---------- Provided records

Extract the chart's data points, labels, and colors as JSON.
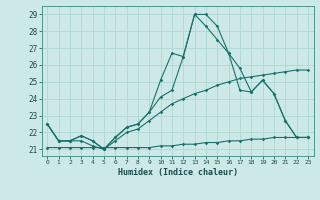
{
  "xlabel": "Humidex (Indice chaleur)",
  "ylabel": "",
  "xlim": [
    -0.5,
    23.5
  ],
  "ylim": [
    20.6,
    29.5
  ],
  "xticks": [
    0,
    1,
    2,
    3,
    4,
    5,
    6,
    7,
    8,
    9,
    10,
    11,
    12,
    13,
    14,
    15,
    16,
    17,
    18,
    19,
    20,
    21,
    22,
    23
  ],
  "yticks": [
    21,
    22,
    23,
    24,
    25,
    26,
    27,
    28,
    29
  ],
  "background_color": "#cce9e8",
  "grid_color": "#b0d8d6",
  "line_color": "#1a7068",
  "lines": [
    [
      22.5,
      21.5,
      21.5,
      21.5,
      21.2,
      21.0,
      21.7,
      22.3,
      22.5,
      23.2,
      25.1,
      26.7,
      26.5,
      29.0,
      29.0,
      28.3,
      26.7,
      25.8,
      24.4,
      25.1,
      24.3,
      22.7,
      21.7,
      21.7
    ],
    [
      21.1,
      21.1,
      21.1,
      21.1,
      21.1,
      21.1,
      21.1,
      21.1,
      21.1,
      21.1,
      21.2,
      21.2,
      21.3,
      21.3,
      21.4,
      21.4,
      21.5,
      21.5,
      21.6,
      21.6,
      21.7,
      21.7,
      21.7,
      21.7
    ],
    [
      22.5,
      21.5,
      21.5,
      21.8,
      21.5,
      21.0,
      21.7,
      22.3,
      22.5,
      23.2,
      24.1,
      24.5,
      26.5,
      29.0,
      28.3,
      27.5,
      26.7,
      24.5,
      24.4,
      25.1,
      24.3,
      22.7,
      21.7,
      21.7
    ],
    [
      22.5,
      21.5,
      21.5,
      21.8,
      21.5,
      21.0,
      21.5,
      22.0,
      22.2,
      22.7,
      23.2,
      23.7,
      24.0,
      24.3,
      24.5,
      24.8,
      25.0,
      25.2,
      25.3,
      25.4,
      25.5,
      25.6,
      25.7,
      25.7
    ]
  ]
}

--------------------
---------- Provided records

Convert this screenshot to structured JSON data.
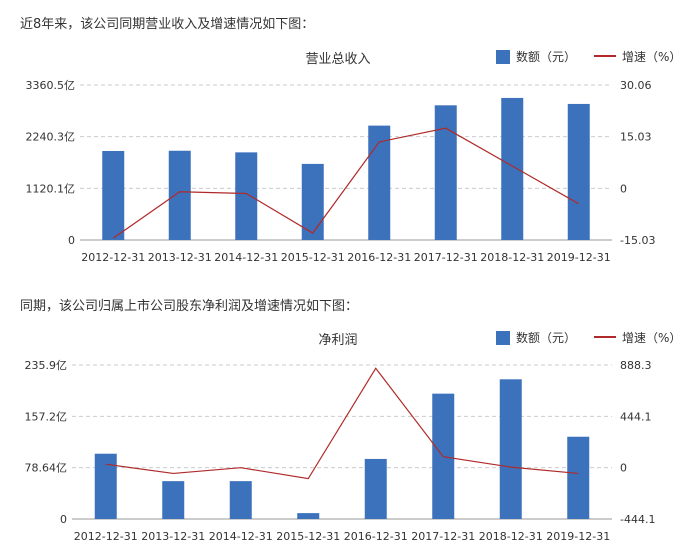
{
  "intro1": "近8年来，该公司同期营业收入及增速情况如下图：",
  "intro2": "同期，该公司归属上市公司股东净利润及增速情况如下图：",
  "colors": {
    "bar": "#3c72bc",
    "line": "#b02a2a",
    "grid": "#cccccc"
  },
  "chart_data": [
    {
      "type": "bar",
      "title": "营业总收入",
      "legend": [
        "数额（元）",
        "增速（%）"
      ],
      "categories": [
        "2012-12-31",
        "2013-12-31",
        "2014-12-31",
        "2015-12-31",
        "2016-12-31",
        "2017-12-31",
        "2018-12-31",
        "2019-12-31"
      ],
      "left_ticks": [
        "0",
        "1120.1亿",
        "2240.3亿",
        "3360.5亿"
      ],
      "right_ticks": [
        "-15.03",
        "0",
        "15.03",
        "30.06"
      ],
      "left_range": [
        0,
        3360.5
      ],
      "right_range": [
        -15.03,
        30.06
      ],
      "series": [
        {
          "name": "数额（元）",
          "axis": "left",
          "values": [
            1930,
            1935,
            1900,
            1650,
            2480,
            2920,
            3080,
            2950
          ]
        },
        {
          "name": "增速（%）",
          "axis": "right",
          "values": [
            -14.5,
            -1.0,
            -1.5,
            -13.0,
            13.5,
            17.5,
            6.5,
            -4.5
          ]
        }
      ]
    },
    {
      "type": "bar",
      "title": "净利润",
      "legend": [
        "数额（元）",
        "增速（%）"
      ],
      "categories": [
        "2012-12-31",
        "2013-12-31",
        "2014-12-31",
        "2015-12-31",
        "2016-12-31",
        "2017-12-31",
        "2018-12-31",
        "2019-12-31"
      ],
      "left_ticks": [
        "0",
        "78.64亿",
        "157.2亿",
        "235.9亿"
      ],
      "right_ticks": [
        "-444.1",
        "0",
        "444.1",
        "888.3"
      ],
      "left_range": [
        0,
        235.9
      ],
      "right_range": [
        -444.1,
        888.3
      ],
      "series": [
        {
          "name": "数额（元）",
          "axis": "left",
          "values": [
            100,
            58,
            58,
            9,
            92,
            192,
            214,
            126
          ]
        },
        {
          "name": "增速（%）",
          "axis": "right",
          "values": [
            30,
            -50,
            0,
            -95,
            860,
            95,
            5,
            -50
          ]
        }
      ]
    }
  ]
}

--------------------
---------- Provided records

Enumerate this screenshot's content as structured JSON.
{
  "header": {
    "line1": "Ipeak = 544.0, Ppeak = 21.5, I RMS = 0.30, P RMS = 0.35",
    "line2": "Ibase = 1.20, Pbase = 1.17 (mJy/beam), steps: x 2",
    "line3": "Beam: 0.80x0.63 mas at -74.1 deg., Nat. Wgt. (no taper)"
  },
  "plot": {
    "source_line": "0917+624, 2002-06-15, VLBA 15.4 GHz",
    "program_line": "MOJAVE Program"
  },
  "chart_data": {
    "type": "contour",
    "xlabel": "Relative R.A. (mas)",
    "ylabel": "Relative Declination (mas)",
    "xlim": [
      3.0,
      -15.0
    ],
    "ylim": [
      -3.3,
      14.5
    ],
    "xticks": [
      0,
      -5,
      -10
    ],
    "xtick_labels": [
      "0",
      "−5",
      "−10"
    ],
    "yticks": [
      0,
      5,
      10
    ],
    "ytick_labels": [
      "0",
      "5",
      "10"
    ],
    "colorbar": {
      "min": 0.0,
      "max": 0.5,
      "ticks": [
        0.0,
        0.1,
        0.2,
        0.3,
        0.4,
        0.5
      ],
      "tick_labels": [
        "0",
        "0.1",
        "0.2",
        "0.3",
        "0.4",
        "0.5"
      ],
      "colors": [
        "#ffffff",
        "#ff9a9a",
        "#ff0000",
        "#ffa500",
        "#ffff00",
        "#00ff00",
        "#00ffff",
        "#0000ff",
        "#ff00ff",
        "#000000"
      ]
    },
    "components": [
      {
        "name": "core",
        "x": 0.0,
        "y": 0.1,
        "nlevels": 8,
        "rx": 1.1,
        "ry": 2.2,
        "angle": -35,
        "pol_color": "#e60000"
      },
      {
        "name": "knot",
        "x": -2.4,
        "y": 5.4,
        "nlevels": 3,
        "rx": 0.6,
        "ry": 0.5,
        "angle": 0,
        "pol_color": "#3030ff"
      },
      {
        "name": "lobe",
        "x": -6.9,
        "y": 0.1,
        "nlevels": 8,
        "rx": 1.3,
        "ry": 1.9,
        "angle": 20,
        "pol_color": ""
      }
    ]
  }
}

--------------------

Exercise goal: Collect the complete line wherever the string "name" appears in the records.

Solution for this task:
          "name": "数额（元）",
          "name": "增速（%）",
          "name": "数额（元）",
          "name": "增速（%）",
        "name": "core",
        "name": "knot",
        "name": "lobe",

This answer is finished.